_Exercise_
Copy each line that has the string "frac" somewhere in it.

_Task input_
______________________________

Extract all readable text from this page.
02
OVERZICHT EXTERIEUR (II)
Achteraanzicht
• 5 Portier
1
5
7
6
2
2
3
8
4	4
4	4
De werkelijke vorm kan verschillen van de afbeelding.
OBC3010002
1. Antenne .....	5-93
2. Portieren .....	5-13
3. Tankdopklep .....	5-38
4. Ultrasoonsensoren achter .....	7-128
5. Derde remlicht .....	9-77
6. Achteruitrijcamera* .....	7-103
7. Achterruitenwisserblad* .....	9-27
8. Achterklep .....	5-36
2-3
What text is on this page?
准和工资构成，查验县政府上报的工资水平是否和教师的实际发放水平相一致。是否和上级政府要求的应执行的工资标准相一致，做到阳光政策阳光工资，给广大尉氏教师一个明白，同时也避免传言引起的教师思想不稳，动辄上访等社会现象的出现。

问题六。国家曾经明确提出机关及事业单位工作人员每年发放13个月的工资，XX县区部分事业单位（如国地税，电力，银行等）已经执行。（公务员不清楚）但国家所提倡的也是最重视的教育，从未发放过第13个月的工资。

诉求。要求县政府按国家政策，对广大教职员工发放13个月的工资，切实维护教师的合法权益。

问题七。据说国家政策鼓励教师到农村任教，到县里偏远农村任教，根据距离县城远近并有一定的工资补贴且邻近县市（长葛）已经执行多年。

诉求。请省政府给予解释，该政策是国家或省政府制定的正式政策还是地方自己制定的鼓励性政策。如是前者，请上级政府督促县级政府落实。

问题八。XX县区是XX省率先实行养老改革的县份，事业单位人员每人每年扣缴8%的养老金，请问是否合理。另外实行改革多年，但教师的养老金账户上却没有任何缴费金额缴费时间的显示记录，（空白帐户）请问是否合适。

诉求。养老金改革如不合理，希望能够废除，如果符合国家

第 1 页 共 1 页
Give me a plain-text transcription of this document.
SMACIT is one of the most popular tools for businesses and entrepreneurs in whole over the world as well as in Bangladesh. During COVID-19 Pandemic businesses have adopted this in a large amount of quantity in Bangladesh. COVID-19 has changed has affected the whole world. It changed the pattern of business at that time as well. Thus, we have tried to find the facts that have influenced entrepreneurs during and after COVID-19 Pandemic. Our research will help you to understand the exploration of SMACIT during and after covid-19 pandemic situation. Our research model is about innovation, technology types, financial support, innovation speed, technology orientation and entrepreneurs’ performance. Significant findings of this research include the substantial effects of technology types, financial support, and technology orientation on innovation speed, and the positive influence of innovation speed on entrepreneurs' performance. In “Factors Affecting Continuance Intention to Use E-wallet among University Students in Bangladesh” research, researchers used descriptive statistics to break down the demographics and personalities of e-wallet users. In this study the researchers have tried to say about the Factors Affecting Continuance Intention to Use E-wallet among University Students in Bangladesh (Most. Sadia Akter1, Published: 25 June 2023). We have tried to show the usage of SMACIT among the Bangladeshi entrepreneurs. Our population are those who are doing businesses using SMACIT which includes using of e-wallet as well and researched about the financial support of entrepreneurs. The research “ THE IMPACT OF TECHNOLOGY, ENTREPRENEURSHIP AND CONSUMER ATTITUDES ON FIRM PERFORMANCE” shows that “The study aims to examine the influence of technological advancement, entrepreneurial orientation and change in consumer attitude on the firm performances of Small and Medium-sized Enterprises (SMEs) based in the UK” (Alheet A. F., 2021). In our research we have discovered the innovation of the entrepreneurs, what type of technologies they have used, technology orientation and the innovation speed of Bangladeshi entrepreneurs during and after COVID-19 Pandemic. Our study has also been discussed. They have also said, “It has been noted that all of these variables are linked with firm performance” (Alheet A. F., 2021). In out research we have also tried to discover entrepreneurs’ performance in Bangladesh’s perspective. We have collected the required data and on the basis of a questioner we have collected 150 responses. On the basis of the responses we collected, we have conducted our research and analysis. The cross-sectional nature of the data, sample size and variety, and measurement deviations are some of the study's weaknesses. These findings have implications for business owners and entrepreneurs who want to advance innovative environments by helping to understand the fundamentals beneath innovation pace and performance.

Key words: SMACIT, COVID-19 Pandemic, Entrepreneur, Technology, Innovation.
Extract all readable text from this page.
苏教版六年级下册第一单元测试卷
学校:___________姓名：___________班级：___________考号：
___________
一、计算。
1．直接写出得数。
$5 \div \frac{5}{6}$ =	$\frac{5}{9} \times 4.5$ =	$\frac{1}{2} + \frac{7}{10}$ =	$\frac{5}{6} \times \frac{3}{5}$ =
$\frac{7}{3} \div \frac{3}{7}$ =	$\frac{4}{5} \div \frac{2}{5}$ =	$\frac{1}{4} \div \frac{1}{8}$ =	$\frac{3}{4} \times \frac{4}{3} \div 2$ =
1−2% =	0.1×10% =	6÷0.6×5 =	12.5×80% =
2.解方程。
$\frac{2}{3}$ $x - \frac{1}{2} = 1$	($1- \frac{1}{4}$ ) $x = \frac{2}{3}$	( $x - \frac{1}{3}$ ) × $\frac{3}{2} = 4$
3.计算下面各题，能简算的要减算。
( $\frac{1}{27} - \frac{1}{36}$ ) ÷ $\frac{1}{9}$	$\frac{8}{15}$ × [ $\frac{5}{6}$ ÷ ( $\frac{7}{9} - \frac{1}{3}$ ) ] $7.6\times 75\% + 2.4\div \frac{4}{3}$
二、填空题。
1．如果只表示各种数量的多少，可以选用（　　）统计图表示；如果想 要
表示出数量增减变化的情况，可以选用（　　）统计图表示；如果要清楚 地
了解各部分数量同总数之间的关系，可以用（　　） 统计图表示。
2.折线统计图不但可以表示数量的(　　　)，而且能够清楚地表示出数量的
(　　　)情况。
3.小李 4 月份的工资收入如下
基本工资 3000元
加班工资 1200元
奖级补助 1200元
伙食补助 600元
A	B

______________________________

_Finished exercise_
$5 \div \frac{5}{6}$ =	$\frac{5}{9} \times 4.5$ =	$\frac{1}{2} + \frac{7}{10}$ =	$\frac{5}{6} \times \frac{3}{5}$ =
$\frac{7}{3} \div \frac{3}{7}$ =	$\frac{4}{5} \div \frac{2}{5}$ =	$\frac{1}{4} \div \frac{1}{8}$ =	$\frac{3}{4} \times \frac{4}{3} \div 2$ =
$\frac{2}{3}$ $x - \frac{1}{2} = 1$	($1- \frac{1}{4}$ ) $x = \frac{2}{3}$	( $x - \frac{1}{3}$ ) × $\frac{3}{2} = 4$
( $\frac{1}{27} - \frac{1}{36}$ ) ÷ $\frac{1}{9}$	$\frac{8}{15}$ × [ $\frac{5}{6}$ ÷ ( $\frac{7}{9} - \frac{1}{3}$ ) ] $7.6\times 75\% + 2.4\div \frac{4}{3}$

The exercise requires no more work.